=== Records for this exercise ===

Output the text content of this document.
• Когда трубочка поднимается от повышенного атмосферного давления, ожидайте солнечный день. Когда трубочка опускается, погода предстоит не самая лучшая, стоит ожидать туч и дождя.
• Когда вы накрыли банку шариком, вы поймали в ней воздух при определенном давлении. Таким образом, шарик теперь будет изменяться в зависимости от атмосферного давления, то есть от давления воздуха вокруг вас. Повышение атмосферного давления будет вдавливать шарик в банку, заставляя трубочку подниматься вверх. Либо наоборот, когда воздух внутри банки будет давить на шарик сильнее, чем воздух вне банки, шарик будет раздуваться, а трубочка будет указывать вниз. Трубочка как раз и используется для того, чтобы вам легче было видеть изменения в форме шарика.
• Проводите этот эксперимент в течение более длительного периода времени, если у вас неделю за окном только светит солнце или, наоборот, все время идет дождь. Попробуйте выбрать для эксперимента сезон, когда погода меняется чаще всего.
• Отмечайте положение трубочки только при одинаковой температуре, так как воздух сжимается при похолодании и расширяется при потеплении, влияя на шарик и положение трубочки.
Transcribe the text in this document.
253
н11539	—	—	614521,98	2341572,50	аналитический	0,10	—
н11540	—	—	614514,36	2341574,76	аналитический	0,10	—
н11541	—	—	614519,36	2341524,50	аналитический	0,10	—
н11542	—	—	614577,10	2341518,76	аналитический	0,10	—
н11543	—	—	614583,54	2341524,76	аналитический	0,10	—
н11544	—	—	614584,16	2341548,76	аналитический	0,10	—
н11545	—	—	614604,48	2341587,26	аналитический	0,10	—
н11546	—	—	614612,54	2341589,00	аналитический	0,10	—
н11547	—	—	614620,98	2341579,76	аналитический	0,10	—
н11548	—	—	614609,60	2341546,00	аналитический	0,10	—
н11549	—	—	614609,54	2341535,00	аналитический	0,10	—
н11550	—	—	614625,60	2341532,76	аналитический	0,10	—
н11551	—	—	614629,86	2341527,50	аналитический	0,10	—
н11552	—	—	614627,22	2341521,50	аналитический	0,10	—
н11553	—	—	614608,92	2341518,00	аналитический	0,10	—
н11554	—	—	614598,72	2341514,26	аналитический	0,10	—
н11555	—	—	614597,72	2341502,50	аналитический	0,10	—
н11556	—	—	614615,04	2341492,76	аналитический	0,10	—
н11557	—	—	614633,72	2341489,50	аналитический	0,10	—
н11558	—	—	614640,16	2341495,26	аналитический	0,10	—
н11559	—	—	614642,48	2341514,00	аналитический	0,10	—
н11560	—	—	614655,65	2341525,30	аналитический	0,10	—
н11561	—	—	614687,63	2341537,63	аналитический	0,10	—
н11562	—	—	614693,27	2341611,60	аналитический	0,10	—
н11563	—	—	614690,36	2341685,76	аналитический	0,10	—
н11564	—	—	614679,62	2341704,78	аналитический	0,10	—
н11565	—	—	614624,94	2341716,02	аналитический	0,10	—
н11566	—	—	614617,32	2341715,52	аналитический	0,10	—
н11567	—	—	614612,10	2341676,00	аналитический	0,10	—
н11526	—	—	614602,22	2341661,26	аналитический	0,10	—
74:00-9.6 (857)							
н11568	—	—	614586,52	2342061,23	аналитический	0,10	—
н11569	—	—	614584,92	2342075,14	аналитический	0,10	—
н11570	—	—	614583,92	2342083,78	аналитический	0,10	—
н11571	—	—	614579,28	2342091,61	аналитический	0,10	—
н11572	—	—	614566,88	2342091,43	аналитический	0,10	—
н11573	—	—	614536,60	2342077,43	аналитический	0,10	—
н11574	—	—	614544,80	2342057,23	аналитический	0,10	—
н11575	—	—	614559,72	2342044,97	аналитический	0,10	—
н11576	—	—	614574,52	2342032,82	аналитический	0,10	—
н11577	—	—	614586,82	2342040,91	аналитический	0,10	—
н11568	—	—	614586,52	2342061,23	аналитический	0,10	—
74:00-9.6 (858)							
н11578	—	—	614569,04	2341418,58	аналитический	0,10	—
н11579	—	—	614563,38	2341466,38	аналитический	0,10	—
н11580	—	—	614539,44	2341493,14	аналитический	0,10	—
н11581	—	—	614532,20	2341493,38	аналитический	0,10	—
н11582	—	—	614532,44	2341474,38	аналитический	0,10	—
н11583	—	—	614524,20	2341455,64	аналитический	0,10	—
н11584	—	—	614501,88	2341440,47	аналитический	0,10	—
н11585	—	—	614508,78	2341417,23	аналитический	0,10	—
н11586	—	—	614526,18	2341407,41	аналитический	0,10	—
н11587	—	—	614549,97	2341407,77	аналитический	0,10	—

===

▶ **Job**:
Take the listing above and write it out again exactly.

▶ **The result**:
Output the text content of this document.
• Когда трубочка поднимается от повышенного атмосферного давления, ожидайте солнечный день. Когда трубочка опускается, погода предстоит не самая лучшая, стоит ожидать туч и дождя.
• Когда вы накрыли банку шариком, вы поймали в ней воздух при определенном давлении. Таким образом, шарик теперь будет изменяться в зависимости от атмосферного давления, то есть от давления воздуха вокруг вас. Повышение атмосферного давления будет вдавливать шарик в банку, заставляя трубочку подниматься вверх. Либо наоборот, когда воздух внутри банки будет давить на шарик сильнее, чем воздух вне банки, шарик будет раздуваться, а трубочка будет указывать вниз. Трубочка как раз и используется для того, чтобы вам легче было видеть изменения в форме шарика.
• Проводите этот эксперимент в течение более длительного периода времени, если у вас неделю за окном только светит солнце или, наоборот, все время идет дождь. Попробуйте выбрать для эксперимента сезон, когда погода меняется чаще всего.
• Отмечайте положение трубочки только при одинаковой температуре, так как воздух сжимается при похолодании и расширяется при потеплении, влияя на шарик и положение трубочки.
Transcribe the text in this document.
253
н11539	—	—	614521,98	2341572,50	аналитический	0,10	—
н11540	—	—	614514,36	2341574,76	аналитический	0,10	—
н11541	—	—	614519,36	2341524,50	аналитический	0,10	—
н11542	—	—	614577,10	2341518,76	аналитический	0,10	—
н11543	—	—	614583,54	2341524,76	аналитический	0,10	—
н11544	—	—	614584,16	2341548,76	аналитический	0,10	—
н11545	—	—	614604,48	2341587,26	аналитический	0,10	—
н11546	—	—	614612,54	2341589,00	аналитический	0,10	—
н11547	—	—	614620,98	2341579,76	аналитический	0,10	—
н11548	—	—	614609,60	2341546,00	аналитический	0,10	—
н11549	—	—	614609,54	2341535,00	аналитический	0,10	—
н11550	—	—	614625,60	2341532,76	аналитический	0,10	—
н11551	—	—	614629,86	2341527,50	аналитический	0,10	—
н11552	—	—	614627,22	2341521,50	аналитический	0,10	—
н11553	—	—	614608,92	2341518,00	аналитический	0,10	—
н11554	—	—	614598,72	2341514,26	аналитический	0,10	—
н11555	—	—	614597,72	2341502,50	аналитический	0,10	—
н11556	—	—	614615,04	2341492,76	аналитический	0,10	—
н11557	—	—	614633,72	2341489,50	аналитический	0,10	—
н11558	—	—	614640,16	2341495,26	аналитический	0,10	—
н11559	—	—	614642,48	2341514,00	аналитический	0,10	—
н11560	—	—	614655,65	2341525,30	аналитический	0,10	—
н11561	—	—	614687,63	2341537,63	аналитический	0,10	—
н11562	—	—	614693,27	2341611,60	аналитический	0,10	—
н11563	—	—	614690,36	2341685,76	аналитический	0,10	—
н11564	—	—	614679,62	2341704,78	аналитический	0,10	—
н11565	—	—	614624,94	2341716,02	аналитический	0,10	—
н11566	—	—	614617,32	2341715,52	аналитический	0,10	—
н11567	—	—	614612,10	2341676,00	аналитический	0,10	—
н11526	—	—	614602,22	2341661,26	аналитический	0,10	—
74:00-9.6 (857)							
н11568	—	—	614586,52	2342061,23	аналитический	0,10	—
н11569	—	—	614584,92	2342075,14	аналитический	0,10	—
н11570	—	—	614583,92	2342083,78	аналитический	0,10	—
н11571	—	—	614579,28	2342091,61	аналитический	0,10	—
н11572	—	—	614566,88	2342091,43	аналитический	0,10	—
н11573	—	—	614536,60	2342077,43	аналитический	0,10	—
н11574	—	—	614544,80	2342057,23	аналитический	0,10	—
н11575	—	—	614559,72	2342044,97	аналитический	0,10	—
н11576	—	—	614574,52	2342032,82	аналитический	0,10	—
н11577	—	—	614586,82	2342040,91	аналитический	0,10	—
н11568	—	—	614586,52	2342061,23	аналитический	0,10	—
74:00-9.6 (858)							
н11578	—	—	614569,04	2341418,58	аналитический	0,10	—
н11579	—	—	614563,38	2341466,38	аналитический	0,10	—
н11580	—	—	614539,44	2341493,14	аналитический	0,10	—
н11581	—	—	614532,20	2341493,38	аналитический	0,10	—
н11582	—	—	614532,44	2341474,38	аналитический	0,10	—
н11583	—	—	614524,20	2341455,64	аналитический	0,10	—
н11584	—	—	614501,88	2341440,47	аналитический	0,10	—
н11585	—	—	614508,78	2341417,23	аналитический	0,10	—
н11586	—	—	614526,18	2341407,41	аналитический	0,10	—
н11587	—	—	614549,97	2341407,77	аналитический	0,10	—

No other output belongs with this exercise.